++++ RECORD EXCERPTS ++++

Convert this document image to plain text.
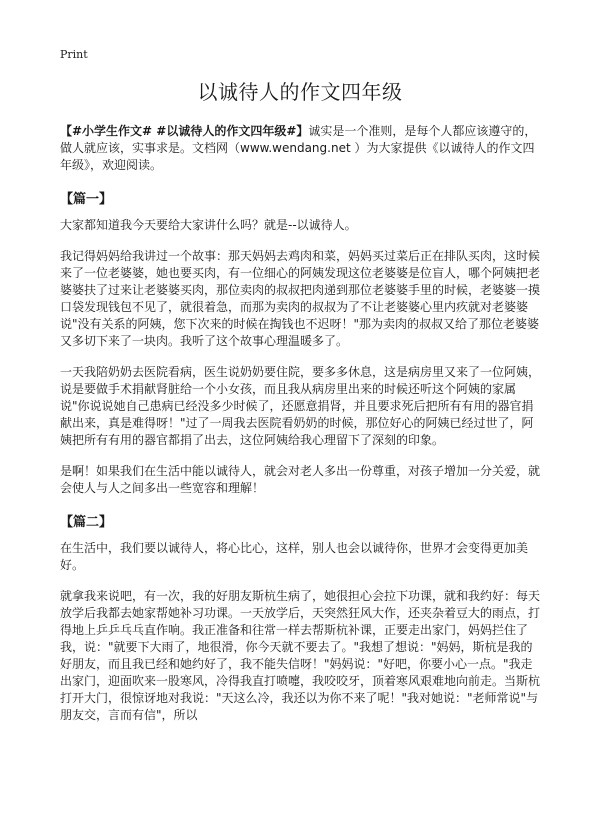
Print
以诚待人的作文四年级

【#小学生作文# #以诚待人的作文四年级#】诚实是一个准则，是每个人都应该遵守的，做人就应该，实事求是。文档网（www.wendang.net ）为大家提供《以诚待人的作文四年级》，欢迎阅读。

【篇一】

大家都知道我今天要给大家讲什么吗？就是--以诚待人。

我记得妈妈给我讲过一个故事：那天妈妈去鸡肉和菜，妈妈买过菜后正在排队买肉，这时候来了一位老婆婆，她也要买肉，有一位细心的阿姨发现这位老婆婆是位盲人，哪个阿姨把老婆婆扶了过来让老婆婆买肉，那位卖肉的叔叔把肉递到那位老婆婆手里的时候，老婆婆一摸口袋发现钱包不见了，就很着急，而那为卖肉的叔叔为了不让老婆婆心里内疚就对老婆婆说"没有关系的阿姨，您下次来的时候在掏钱也不迟呀！"那为卖肉的叔叔又给了那位老婆婆又多切下来了一块肉。我听了这个故事心理温暖多了。

一天我陪奶奶去医院看病，医生说奶奶要住院，要多多休息，这是病房里又来了一位阿姨，说是要做手术捐献肾脏给一个小女孩，而且我从病房里出来的时候还听这个阿姨的家属说"你说说她自己患病已经没多少时候了，还愿意捐肾，并且要求死后把所有有用的器官捐献出来，真是难得呀！"过了一周我去医院看奶奶的时候，那位好心的阿姨已经过世了，阿姨把所有有用的器官都捐了出去，这位阿姨给我心理留下了深刻的印象。

是啊！如果我们在生活中能以诚待人，就会对老人多出一份尊重，对孩子增加一分关爱，就会使人与人之间多出一些宽容和理解！

【篇二】

在生活中，我们要以诚待人，将心比心，这样，别人也会以诚待你，世界才会变得更加美好。

就拿我来说吧，有一次，我的好朋友斯杭生病了，她很担心会拉下功课，就和我约好：每天放学后我都去她家帮她补习功课。一天放学后，天突然狂风大作，还夹杂着豆大的雨点，打得地上乒乒乓乓直作响。我正准备和往常一样去帮斯杭补课，正要走出家门，妈妈拦住了我，说："就要下大雨了，地很滑，你今天就不要去了。"我想了想说："妈妈，斯杭是我的好朋友，而且我已经和她约好了，我不能失信呀！"妈妈说："好吧，你要小心一点。"我走出家门，迎面吹来一股寒风，冷得我直打喷嚏，我咬咬牙，顶着寒风艰难地向前走。当斯杭打开大门，很惊讶地对我说："天这么冷，我还以为你不来了呢！"我对她说："老师常说"与朋友交，言而有信"，所以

++++

**STATED TASK:** Print out the material word for word, omitting the pictures.

**RESULT FOR THIS TASK:**
Convert this document image to plain text.
Print
以诚待人的作文四年级

【#小学生作文# #以诚待人的作文四年级#】诚实是一个准则，是每个人都应该遵守的，做人就应该，实事求是。文档网（www.wendang.net ）为大家提供《以诚待人的作文四年级》，欢迎阅读。

【篇一】

大家都知道我今天要给大家讲什么吗？就是--以诚待人。

我记得妈妈给我讲过一个故事：那天妈妈去鸡肉和菜，妈妈买过菜后正在排队买肉，这时候来了一位老婆婆，她也要买肉，有一位细心的阿姨发现这位老婆婆是位盲人，哪个阿姨把老婆婆扶了过来让老婆婆买肉，那位卖肉的叔叔把肉递到那位老婆婆手里的时候，老婆婆一摸口袋发现钱包不见了，就很着急，而那为卖肉的叔叔为了不让老婆婆心里内疚就对老婆婆说"没有关系的阿姨，您下次来的时候在掏钱也不迟呀！"那为卖肉的叔叔又给了那位老婆婆又多切下来了一块肉。我听了这个故事心理温暖多了。

一天我陪奶奶去医院看病，医生说奶奶要住院，要多多休息，这是病房里又来了一位阿姨，说是要做手术捐献肾脏给一个小女孩，而且我从病房里出来的时候还听这个阿姨的家属说"你说说她自己患病已经没多少时候了，还愿意捐肾，并且要求死后把所有有用的器官捐献出来，真是难得呀！"过了一周我去医院看奶奶的时候，那位好心的阿姨已经过世了，阿姨把所有有用的器官都捐了出去，这位阿姨给我心理留下了深刻的印象。

是啊！如果我们在生活中能以诚待人，就会对老人多出一份尊重，对孩子增加一分关爱，就会使人与人之间多出一些宽容和理解！

【篇二】

在生活中，我们要以诚待人，将心比心，这样，别人也会以诚待你，世界才会变得更加美好。

就拿我来说吧，有一次，我的好朋友斯杭生病了，她很担心会拉下功课，就和我约好：每天放学后我都去她家帮她补习功课。一天放学后，天突然狂风大作，还夹杂着豆大的雨点，打得地上乒乒乓乓直作响。我正准备和往常一样去帮斯杭补课，正要走出家门，妈妈拦住了我，说："就要下大雨了，地很滑，你今天就不要去了。"我想了想说："妈妈，斯杭是我的好朋友，而且我已经和她约好了，我不能失信呀！"妈妈说："好吧，你要小心一点。"我走出家门，迎面吹来一股寒风，冷得我直打喷嚏，我咬咬牙，顶着寒风艰难地向前走。当斯杭打开大门，很惊讶地对我说："天这么冷，我还以为你不来了呢！"我对她说："老师常说"与朋友交，言而有信"，所以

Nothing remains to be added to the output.